Challenge → Swap "high-value" for "high-price" in the stretch from the first line through the line containing "candle-body <box>893 394 897 406</box>", and write out those lines again with nothing else altered.

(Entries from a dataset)
= = = =
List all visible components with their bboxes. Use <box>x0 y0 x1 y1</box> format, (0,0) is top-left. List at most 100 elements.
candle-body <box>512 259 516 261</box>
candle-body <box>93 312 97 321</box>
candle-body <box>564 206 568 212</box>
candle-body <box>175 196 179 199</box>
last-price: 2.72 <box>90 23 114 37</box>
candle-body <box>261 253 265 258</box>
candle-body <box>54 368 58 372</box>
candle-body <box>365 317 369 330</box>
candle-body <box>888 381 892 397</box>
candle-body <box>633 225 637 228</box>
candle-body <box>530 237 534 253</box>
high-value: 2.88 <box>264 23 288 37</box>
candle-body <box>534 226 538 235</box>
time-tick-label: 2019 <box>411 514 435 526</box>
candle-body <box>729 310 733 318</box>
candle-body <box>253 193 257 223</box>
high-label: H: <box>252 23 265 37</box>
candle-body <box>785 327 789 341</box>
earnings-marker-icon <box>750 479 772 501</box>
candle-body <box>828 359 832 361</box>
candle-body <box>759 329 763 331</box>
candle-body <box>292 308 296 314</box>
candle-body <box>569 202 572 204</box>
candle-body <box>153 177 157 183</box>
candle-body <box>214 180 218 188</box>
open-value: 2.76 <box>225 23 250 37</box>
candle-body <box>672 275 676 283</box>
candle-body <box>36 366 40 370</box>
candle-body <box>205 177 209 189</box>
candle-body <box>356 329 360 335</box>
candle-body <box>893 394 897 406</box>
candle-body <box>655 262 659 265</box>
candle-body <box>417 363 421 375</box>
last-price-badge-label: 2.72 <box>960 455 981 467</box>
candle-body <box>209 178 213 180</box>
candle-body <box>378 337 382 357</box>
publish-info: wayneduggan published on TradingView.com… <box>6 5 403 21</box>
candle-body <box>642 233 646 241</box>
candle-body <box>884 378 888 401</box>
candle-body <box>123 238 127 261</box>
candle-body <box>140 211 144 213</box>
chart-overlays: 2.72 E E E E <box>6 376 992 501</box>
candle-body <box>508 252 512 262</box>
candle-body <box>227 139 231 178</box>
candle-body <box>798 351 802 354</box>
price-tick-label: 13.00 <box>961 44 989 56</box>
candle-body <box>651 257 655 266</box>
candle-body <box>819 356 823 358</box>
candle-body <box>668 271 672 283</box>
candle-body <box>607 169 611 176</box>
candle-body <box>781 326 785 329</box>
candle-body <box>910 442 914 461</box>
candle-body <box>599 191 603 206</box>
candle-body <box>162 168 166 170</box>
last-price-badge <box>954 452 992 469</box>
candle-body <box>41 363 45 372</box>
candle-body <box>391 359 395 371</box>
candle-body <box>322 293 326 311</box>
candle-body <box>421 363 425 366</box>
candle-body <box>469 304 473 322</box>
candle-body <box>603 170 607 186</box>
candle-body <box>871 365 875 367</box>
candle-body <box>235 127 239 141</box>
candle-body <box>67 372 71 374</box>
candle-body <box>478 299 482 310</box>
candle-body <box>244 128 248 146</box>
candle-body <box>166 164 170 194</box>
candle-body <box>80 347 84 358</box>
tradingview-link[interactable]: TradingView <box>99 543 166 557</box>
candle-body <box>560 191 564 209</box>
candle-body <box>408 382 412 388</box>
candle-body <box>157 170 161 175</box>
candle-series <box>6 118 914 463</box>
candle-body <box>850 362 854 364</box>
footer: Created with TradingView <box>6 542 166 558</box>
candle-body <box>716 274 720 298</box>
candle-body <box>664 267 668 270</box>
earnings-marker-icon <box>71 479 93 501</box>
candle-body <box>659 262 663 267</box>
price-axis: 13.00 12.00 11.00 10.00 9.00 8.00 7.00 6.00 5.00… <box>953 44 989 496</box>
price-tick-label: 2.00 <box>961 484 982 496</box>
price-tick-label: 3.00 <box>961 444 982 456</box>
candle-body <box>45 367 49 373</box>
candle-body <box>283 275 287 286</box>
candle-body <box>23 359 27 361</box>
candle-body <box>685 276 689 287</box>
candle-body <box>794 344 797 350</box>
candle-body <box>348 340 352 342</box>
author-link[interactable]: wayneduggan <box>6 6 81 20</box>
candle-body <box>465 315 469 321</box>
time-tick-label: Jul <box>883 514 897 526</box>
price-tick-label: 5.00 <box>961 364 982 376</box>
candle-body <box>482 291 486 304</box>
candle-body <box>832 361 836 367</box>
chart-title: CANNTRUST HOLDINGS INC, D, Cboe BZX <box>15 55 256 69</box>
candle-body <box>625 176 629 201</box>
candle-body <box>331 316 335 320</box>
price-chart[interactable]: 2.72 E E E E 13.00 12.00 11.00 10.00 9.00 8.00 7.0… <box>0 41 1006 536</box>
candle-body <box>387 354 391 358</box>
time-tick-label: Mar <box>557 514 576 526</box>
= = = =
Task solution →
List all visible components with their bboxes. Use <box>x0 y0 x1 y1</box> format, (0,0) is top-left. List at most 100 elements.
candle-body <box>512 259 516 261</box>
candle-body <box>93 312 97 321</box>
candle-body <box>564 206 568 212</box>
candle-body <box>175 196 179 199</box>
last-price: 2.72 <box>90 23 114 37</box>
candle-body <box>261 253 265 258</box>
candle-body <box>54 368 58 372</box>
candle-body <box>365 317 369 330</box>
candle-body <box>888 381 892 397</box>
candle-body <box>633 225 637 228</box>
candle-body <box>530 237 534 253</box>
high-price: 2.88 <box>264 23 288 37</box>
candle-body <box>534 226 538 235</box>
time-tick-label: 2019 <box>411 514 435 526</box>
candle-body <box>729 310 733 318</box>
candle-body <box>253 193 257 223</box>
high-label: H: <box>252 23 265 37</box>
candle-body <box>785 327 789 341</box>
earnings-marker-icon <box>750 479 772 501</box>
candle-body <box>828 359 832 361</box>
candle-body <box>759 329 763 331</box>
candle-body <box>292 308 296 314</box>
candle-body <box>569 202 572 204</box>
candle-body <box>153 177 157 183</box>
candle-body <box>214 180 218 188</box>
open-value: 2.76 <box>225 23 250 37</box>
candle-body <box>672 275 676 283</box>
candle-body <box>36 366 40 370</box>
candle-body <box>205 177 209 189</box>
candle-body <box>356 329 360 335</box>
candle-body <box>893 394 897 406</box>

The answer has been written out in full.